— TASK —
Search the records below for the word "TLND" and show every line where it occurs.

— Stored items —
** begin **
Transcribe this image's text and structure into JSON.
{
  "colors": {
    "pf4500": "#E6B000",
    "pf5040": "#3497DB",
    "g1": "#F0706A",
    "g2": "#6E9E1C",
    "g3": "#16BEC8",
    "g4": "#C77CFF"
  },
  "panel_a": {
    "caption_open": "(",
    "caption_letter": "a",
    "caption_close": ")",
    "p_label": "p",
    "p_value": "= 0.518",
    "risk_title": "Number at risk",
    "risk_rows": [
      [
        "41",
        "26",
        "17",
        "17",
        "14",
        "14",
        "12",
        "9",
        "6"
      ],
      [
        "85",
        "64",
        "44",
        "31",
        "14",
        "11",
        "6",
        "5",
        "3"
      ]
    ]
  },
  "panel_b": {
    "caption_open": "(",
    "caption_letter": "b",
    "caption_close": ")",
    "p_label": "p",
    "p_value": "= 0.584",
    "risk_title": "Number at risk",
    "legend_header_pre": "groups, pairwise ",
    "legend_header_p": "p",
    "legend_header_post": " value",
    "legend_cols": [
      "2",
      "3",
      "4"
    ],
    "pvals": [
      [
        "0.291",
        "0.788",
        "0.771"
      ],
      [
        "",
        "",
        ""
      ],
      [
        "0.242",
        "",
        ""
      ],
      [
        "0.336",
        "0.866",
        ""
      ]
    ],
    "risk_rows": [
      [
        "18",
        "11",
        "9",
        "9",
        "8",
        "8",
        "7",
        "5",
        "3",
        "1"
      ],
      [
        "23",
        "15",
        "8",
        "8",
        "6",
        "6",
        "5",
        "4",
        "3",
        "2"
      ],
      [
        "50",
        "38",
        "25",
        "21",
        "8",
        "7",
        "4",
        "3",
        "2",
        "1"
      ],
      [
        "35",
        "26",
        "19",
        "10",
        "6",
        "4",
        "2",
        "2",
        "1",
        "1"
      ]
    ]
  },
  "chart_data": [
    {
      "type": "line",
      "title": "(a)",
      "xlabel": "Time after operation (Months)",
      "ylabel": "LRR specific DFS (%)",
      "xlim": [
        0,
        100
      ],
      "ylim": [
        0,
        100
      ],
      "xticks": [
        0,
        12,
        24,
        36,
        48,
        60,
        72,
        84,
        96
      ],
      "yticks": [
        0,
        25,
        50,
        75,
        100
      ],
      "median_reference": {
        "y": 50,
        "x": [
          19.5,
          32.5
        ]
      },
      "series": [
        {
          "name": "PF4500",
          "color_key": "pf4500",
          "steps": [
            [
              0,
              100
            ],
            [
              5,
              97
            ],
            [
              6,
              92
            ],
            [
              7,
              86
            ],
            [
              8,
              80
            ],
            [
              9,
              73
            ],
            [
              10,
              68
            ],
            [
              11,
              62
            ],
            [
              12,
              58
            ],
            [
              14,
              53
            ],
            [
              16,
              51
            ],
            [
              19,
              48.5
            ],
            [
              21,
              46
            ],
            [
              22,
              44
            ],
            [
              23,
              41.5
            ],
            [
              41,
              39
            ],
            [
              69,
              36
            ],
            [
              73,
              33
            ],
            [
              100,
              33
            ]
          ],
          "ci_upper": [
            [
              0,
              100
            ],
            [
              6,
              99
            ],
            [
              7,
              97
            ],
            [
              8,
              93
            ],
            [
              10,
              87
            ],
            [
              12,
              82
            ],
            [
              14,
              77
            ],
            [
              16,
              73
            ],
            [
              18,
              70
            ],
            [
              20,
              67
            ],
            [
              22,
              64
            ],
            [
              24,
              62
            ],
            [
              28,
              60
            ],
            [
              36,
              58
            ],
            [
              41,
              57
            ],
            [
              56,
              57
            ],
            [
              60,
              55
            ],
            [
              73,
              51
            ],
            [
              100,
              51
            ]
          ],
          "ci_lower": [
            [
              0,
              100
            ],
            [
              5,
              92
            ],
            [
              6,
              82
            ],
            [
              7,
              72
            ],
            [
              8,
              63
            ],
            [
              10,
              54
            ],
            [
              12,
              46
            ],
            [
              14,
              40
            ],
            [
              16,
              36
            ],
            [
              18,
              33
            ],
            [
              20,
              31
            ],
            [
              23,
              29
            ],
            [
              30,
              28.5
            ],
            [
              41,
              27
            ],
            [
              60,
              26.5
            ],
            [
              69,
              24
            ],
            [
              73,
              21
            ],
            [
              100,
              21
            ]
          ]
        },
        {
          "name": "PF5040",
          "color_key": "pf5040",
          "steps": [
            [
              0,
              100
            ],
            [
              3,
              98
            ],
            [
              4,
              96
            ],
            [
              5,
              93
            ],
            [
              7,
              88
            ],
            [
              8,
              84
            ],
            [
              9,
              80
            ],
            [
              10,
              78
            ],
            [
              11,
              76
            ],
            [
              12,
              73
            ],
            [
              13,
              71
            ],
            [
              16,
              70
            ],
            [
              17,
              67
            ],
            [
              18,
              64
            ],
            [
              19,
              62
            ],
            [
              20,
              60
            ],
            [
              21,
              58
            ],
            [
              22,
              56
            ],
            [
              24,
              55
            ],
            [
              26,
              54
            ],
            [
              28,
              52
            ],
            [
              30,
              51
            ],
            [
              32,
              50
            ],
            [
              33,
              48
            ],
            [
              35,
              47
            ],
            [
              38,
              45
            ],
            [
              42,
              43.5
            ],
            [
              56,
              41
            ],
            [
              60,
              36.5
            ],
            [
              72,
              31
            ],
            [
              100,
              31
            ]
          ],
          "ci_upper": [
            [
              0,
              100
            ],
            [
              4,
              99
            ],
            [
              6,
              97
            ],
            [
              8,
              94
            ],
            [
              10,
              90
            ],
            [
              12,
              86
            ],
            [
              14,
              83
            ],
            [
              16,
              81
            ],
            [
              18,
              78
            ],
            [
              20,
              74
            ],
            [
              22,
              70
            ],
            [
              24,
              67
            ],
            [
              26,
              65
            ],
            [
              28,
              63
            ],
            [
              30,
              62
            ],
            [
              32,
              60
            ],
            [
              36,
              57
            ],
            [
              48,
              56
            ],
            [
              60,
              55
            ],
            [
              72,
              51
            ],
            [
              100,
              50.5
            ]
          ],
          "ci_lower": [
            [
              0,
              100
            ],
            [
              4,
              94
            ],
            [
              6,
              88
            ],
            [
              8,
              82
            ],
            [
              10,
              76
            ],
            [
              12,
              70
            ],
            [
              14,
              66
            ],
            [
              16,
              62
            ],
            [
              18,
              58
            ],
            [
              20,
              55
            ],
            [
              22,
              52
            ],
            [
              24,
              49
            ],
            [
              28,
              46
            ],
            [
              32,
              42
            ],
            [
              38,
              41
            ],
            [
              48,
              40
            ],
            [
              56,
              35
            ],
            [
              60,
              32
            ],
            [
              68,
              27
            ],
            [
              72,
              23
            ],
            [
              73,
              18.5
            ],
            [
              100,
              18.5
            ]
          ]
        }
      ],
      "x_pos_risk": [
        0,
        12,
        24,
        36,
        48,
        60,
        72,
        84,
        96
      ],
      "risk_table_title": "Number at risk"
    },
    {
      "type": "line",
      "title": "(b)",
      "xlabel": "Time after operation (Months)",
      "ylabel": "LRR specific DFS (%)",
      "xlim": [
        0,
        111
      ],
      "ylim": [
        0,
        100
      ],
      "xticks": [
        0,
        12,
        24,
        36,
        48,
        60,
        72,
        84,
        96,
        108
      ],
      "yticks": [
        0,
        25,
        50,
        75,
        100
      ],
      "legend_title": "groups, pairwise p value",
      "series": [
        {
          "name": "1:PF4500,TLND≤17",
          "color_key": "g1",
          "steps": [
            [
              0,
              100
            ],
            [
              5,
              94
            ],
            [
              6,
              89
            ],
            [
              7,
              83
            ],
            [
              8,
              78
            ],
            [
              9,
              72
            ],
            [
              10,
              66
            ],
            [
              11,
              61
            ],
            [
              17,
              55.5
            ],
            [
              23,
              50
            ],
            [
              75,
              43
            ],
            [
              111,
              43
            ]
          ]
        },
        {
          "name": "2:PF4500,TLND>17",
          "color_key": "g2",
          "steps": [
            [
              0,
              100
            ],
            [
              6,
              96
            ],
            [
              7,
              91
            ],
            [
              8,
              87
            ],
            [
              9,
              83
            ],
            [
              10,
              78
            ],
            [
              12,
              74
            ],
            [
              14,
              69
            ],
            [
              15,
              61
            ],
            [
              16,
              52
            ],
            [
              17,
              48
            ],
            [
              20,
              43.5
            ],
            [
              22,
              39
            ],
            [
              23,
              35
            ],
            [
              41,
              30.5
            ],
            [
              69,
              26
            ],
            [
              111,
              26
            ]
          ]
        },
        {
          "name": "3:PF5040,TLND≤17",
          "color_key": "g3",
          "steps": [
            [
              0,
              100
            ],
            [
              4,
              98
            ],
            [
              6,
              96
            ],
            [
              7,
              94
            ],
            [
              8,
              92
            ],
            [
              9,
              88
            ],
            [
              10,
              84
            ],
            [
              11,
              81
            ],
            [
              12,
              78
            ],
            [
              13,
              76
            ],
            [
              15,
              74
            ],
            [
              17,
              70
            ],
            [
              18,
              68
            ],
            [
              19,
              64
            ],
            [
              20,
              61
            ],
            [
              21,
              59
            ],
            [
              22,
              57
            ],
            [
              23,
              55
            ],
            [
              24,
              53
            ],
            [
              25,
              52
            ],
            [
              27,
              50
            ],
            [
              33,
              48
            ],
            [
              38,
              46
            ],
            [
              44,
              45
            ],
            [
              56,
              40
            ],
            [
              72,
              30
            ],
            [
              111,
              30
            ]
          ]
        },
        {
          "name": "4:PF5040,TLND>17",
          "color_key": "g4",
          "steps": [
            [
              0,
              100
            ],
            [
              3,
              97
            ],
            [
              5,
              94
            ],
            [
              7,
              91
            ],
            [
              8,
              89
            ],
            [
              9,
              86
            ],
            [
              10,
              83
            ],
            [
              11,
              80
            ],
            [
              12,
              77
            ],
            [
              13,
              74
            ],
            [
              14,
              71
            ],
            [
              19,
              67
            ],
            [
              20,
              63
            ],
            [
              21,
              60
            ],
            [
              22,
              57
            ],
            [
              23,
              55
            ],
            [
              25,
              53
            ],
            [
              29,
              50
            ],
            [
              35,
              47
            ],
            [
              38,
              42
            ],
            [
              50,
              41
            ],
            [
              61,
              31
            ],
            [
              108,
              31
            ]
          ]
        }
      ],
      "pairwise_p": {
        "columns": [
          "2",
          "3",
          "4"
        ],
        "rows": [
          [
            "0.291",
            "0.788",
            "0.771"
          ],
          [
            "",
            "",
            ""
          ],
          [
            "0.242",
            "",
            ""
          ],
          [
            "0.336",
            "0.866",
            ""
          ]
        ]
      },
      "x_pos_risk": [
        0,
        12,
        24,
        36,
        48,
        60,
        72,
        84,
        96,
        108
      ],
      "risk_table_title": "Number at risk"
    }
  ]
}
** end **
— SOLUTION BELOW —
          "name": "1:PF4500,TLND≤17",
          "name": "2:PF4500,TLND>17",
          "name": "3:PF5040,TLND≤17",
          "name": "4:PF5040,TLND>17",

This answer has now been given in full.